_PROMPT_
Print all of the data exactly as written.

# START OF PROVIDED RECORDS

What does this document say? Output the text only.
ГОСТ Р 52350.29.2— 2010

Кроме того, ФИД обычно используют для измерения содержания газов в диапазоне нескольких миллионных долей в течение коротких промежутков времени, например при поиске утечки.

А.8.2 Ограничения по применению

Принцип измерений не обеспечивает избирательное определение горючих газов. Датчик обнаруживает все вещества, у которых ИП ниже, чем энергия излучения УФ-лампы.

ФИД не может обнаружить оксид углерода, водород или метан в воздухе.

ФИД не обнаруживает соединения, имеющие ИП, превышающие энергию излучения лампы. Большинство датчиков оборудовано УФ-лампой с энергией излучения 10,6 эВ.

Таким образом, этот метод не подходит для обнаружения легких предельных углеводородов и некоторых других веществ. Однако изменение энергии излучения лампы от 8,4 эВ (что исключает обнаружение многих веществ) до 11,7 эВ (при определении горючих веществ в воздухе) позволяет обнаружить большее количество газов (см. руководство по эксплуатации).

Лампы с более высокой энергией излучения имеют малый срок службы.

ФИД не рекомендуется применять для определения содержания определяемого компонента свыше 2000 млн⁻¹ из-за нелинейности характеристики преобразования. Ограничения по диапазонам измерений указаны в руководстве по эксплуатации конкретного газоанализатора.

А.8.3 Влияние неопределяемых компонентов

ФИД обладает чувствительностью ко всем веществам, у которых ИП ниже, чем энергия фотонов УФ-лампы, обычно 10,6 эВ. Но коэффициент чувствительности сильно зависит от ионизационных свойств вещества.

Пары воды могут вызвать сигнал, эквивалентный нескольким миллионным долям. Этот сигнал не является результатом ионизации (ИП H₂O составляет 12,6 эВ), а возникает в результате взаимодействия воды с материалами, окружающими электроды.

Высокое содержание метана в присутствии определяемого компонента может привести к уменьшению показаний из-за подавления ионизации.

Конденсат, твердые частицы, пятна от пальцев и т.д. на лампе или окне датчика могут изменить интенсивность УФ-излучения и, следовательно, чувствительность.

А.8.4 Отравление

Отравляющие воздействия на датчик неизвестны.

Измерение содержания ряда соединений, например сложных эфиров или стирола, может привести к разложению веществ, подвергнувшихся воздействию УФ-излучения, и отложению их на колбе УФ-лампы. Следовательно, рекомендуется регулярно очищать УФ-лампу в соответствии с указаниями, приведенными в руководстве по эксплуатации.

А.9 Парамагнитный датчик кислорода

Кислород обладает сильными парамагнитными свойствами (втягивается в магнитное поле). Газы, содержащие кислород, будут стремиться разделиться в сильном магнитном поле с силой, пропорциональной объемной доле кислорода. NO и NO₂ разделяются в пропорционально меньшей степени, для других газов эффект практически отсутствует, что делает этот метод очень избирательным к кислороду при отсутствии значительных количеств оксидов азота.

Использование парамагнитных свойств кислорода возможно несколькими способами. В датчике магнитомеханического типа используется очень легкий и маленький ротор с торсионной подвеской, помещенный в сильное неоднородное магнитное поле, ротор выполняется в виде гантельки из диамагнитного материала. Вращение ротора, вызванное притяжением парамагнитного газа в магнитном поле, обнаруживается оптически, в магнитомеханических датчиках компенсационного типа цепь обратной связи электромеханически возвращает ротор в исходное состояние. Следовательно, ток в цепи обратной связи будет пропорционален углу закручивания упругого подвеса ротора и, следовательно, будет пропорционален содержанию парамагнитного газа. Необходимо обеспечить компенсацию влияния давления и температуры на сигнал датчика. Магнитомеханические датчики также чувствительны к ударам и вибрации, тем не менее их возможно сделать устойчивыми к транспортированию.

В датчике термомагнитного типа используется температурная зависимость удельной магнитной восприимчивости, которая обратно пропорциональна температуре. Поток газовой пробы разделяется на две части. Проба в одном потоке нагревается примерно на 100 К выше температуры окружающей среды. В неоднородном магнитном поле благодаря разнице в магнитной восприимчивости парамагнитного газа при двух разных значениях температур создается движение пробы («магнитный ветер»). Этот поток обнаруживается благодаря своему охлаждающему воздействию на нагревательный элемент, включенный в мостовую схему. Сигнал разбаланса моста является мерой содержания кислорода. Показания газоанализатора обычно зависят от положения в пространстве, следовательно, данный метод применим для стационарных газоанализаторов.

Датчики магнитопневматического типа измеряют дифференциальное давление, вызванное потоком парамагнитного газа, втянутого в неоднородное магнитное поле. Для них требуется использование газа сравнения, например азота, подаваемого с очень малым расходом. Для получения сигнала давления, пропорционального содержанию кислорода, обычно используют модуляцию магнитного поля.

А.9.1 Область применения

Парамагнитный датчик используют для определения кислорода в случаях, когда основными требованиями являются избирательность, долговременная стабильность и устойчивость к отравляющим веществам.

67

# END OF PROVIDED RECORDS

_COMPLETED TASK_
What does this document say? Output the text only.
ГОСТ Р 52350.29.2— 2010

Кроме того, ФИД обычно используют для измерения содержания газов в диапазоне нескольких миллионных долей в течение коротких промежутков времени, например при поиске утечки.

А.8.2 Ограничения по применению

Принцип измерений не обеспечивает избирательное определение горючих газов. Датчик обнаруживает все вещества, у которых ИП ниже, чем энергия излучения УФ-лампы.

ФИД не может обнаружить оксид углерода, водород или метан в воздухе.

ФИД не обнаруживает соединения, имеющие ИП, превышающие энергию излучения лампы. Большинство датчиков оборудовано УФ-лампой с энергией излучения 10,6 эВ.

Таким образом, этот метод не подходит для обнаружения легких предельных углеводородов и некоторых других веществ. Однако изменение энергии излучения лампы от 8,4 эВ (что исключает обнаружение многих веществ) до 11,7 эВ (при определении горючих веществ в воздухе) позволяет обнаружить большее количество газов (см. руководство по эксплуатации).

Лампы с более высокой энергией излучения имеют малый срок службы.

ФИД не рекомендуется применять для определения содержания определяемого компонента свыше 2000 млн⁻¹ из-за нелинейности характеристики преобразования. Ограничения по диапазонам измерений указаны в руководстве по эксплуатации конкретного газоанализатора.

А.8.3 Влияние неопределяемых компонентов

ФИД обладает чувствительностью ко всем веществам, у которых ИП ниже, чем энергия фотонов УФ-лампы, обычно 10,6 эВ. Но коэффициент чувствительности сильно зависит от ионизационных свойств вещества.

Пары воды могут вызвать сигнал, эквивалентный нескольким миллионным долям. Этот сигнал не является результатом ионизации (ИП H₂O составляет 12,6 эВ), а возникает в результате взаимодействия воды с материалами, окружающими электроды.

Высокое содержание метана в присутствии определяемого компонента может привести к уменьшению показаний из-за подавления ионизации.

Конденсат, твердые частицы, пятна от пальцев и т.д. на лампе или окне датчика могут изменить интенсивность УФ-излучения и, следовательно, чувствительность.

А.8.4 Отравление

Отравляющие воздействия на датчик неизвестны.

Измерение содержания ряда соединений, например сложных эфиров или стирола, может привести к разложению веществ, подвергнувшихся воздействию УФ-излучения, и отложению их на колбе УФ-лампы. Следовательно, рекомендуется регулярно очищать УФ-лампу в соответствии с указаниями, приведенными в руководстве по эксплуатации.

А.9 Парамагнитный датчик кислорода

Кислород обладает сильными парамагнитными свойствами (втягивается в магнитное поле). Газы, содержащие кислород, будут стремиться разделиться в сильном магнитном поле с силой, пропорциональной объемной доле кислорода. NO и NO₂ разделяются в пропорционально меньшей степени, для других газов эффект практически отсутствует, что делает этот метод очень избирательным к кислороду при отсутствии значительных количеств оксидов азота.

Использование парамагнитных свойств кислорода возможно несколькими способами. В датчике магнитомеханического типа используется очень легкий и маленький ротор с торсионной подвеской, помещенный в сильное неоднородное магнитное поле, ротор выполняется в виде гантельки из диамагнитного материала. Вращение ротора, вызванное притяжением парамагнитного газа в магнитном поле, обнаруживается оптически, в магнитомеханических датчиках компенсационного типа цепь обратной связи электромеханически возвращает ротор в исходное состояние. Следовательно, ток в цепи обратной связи будет пропорционален углу закручивания упругого подвеса ротора и, следовательно, будет пропорционален содержанию парамагнитного газа. Необходимо обеспечить компенсацию влияния давления и температуры на сигнал датчика. Магнитомеханические датчики также чувствительны к ударам и вибрации, тем не менее их возможно сделать устойчивыми к транспортированию.

В датчике термомагнитного типа используется температурная зависимость удельной магнитной восприимчивости, которая обратно пропорциональна температуре. Поток газовой пробы разделяется на две части. Проба в одном потоке нагревается примерно на 100 К выше температуры окружающей среды. В неоднородном магнитном поле благодаря разнице в магнитной восприимчивости парамагнитного газа при двух разных значениях температур создается движение пробы («магнитный ветер»). Этот поток обнаруживается благодаря своему охлаждающему воздействию на нагревательный элемент, включенный в мостовую схему. Сигнал разбаланса моста является мерой содержания кислорода. Показания газоанализатора обычно зависят от положения в пространстве, следовательно, данный метод применим для стационарных газоанализаторов.

Датчики магнитопневматического типа измеряют дифференциальное давление, вызванное потоком парамагнитного газа, втянутого в неоднородное магнитное поле. Для них требуется использование газа сравнения, например азота, подаваемого с очень малым расходом. Для получения сигнала давления, пропорционального содержанию кислорода, обычно используют модуляцию магнитного поля.

А.9.1 Область применения

Парамагнитный датчик используют для определения кислорода в случаях, когда основными требованиями являются избирательность, долговременная стабильность и устойчивость к отравляющим веществам.

67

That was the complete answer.